-- Start DATA SHOWN --
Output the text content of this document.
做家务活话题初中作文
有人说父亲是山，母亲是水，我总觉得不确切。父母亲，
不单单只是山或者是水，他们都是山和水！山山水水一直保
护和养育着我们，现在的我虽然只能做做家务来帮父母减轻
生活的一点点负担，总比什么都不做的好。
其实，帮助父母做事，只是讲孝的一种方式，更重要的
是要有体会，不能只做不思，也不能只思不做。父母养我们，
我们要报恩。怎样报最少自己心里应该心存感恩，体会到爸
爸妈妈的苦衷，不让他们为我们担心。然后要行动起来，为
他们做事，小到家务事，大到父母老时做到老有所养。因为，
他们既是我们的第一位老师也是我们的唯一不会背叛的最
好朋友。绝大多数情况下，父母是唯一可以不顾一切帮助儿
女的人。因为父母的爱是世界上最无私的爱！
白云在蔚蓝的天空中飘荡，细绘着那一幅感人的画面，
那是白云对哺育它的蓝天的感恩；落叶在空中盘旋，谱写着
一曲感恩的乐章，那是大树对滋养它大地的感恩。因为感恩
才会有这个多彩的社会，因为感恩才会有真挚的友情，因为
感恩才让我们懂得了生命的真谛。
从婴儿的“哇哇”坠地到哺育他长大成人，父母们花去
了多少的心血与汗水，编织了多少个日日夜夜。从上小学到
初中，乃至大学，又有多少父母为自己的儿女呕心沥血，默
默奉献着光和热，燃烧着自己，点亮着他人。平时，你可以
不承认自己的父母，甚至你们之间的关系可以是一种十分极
-- End DATA SHOWN --
:: EXERCISE AIM ::
Restate the whole of the material exactly.

:: OUTPUT BELOW ::
Output the text content of this document.
做家务活话题初中作文
有人说父亲是山，母亲是水，我总觉得不确切。父母亲，
不单单只是山或者是水，他们都是山和水！山山水水一直保
护和养育着我们，现在的我虽然只能做做家务来帮父母减轻
生活的一点点负担，总比什么都不做的好。
其实，帮助父母做事，只是讲孝的一种方式，更重要的
是要有体会，不能只做不思，也不能只思不做。父母养我们，
我们要报恩。怎样报最少自己心里应该心存感恩，体会到爸
爸妈妈的苦衷，不让他们为我们担心。然后要行动起来，为
他们做事，小到家务事，大到父母老时做到老有所养。因为，
他们既是我们的第一位老师也是我们的唯一不会背叛的最
好朋友。绝大多数情况下，父母是唯一可以不顾一切帮助儿
女的人。因为父母的爱是世界上最无私的爱！
白云在蔚蓝的天空中飘荡，细绘着那一幅感人的画面，
那是白云对哺育它的蓝天的感恩；落叶在空中盘旋，谱写着
一曲感恩的乐章，那是大树对滋养它大地的感恩。因为感恩
才会有这个多彩的社会，因为感恩才会有真挚的友情，因为
感恩才让我们懂得了生命的真谛。
从婴儿的“哇哇”坠地到哺育他长大成人，父母们花去
了多少的心血与汗水，编织了多少个日日夜夜。从上小学到
初中，乃至大学，又有多少父母为自己的儿女呕心沥血，默
默奉献着光和热，燃烧着自己，点亮着他人。平时，你可以
不承认自己的父母，甚至你们之间的关系可以是一种十分极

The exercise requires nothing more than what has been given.